#### STATED PROBLEM:
Copy all the data exactly, except the pictures.

─── WORKING DATA

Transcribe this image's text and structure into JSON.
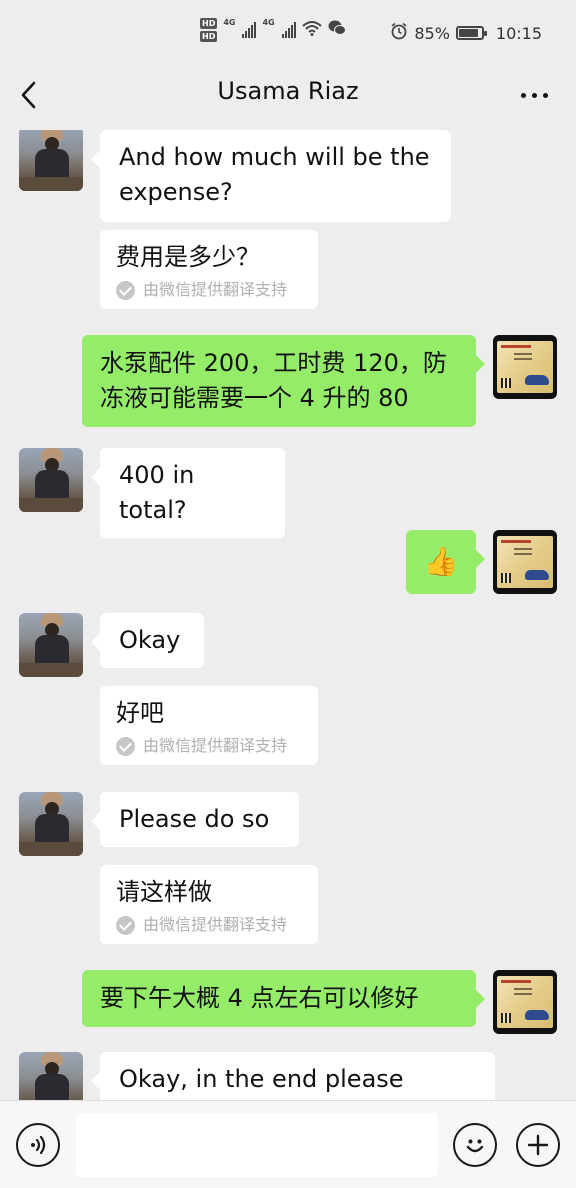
{
  "status_bar": {
    "network_left": "4G",
    "network_right": "4G",
    "hd_label": "HD",
    "battery_percent_text": "85%",
    "battery_level": 0.85,
    "time": "10:15",
    "icons": [
      "hd-icon",
      "signal-icon",
      "wifi-icon",
      "wechat-icon",
      "alarm-icon",
      "battery-icon"
    ]
  },
  "header": {
    "title": "Usama Riaz",
    "back_icon": "chevron-left-icon",
    "more_icon": "more-dots-icon"
  },
  "messages": [
    {
      "side": "in",
      "text": "And how much will be the expense?"
    },
    {
      "side": "in",
      "type": "translation",
      "text": "费用是多少？",
      "note": "由微信提供翻译支持"
    },
    {
      "side": "out",
      "text": "水泵配件 200，工时费 120，防冻液可能需要一个 4 升的 80"
    },
    {
      "side": "in",
      "text": "400 in total?"
    },
    {
      "side": "out",
      "type": "emoji",
      "text": "👍"
    },
    {
      "side": "in",
      "text": "Okay"
    },
    {
      "side": "in",
      "type": "translation",
      "text": "好吧",
      "note": "由微信提供翻译支持"
    },
    {
      "side": "in",
      "text": "Please do so"
    },
    {
      "side": "in",
      "type": "translation",
      "text": "请这样做",
      "note": "由微信提供翻译支持"
    },
    {
      "side": "out",
      "text": "要下午大概 4 点左右可以修好"
    },
    {
      "side": "in",
      "text": "Okay, in the end please check"
    }
  ],
  "input_bar": {
    "voice_icon": "voice-icon",
    "emoji_icon": "emoji-icon",
    "plus_icon": "plus-icon",
    "value": ""
  },
  "colors": {
    "background": "#ededed",
    "incoming_bubble": "#ffffff",
    "outgoing_bubble": "#95ec69",
    "note_text": "#b0b0b0"
  }
}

──────

#### ANSWER TO THE EXERCISE:
Transcribe this image's text and structure into JSON.
{
  "status_bar": {
    "network_left": "4G",
    "network_right": "4G",
    "hd_label": "HD",
    "battery_percent_text": "85%",
    "battery_level": 0.85,
    "time": "10:15",
    "icons": [
      "hd-icon",
      "signal-icon",
      "wifi-icon",
      "wechat-icon",
      "alarm-icon",
      "battery-icon"
    ]
  },
  "header": {
    "title": "Usama Riaz",
    "back_icon": "chevron-left-icon",
    "more_icon": "more-dots-icon"
  },
  "messages": [
    {
      "side": "in",
      "text": "And how much will be the expense?"
    },
    {
      "side": "in",
      "type": "translation",
      "text": "费用是多少？",
      "note": "由微信提供翻译支持"
    },
    {
      "side": "out",
      "text": "水泵配件 200，工时费 120，防冻液可能需要一个 4 升的 80"
    },
    {
      "side": "in",
      "text": "400 in total?"
    },
    {
      "side": "out",
      "type": "emoji",
      "text": "👍"
    },
    {
      "side": "in",
      "text": "Okay"
    },
    {
      "side": "in",
      "type": "translation",
      "text": "好吧",
      "note": "由微信提供翻译支持"
    },
    {
      "side": "in",
      "text": "Please do so"
    },
    {
      "side": "in",
      "type": "translation",
      "text": "请这样做",
      "note": "由微信提供翻译支持"
    },
    {
      "side": "out",
      "text": "要下午大概 4 点左右可以修好"
    },
    {
      "side": "in",
      "text": "Okay, in the end please check"
    }
  ],
  "input_bar": {
    "voice_icon": "voice-icon",
    "emoji_icon": "emoji-icon",
    "plus_icon": "plus-icon",
    "value": ""
  },
  "colors": {
    "background": "#ededed",
    "incoming_bubble": "#ffffff",
    "outgoing_bubble": "#95ec69",
    "note_text": "#b0b0b0"
  }
}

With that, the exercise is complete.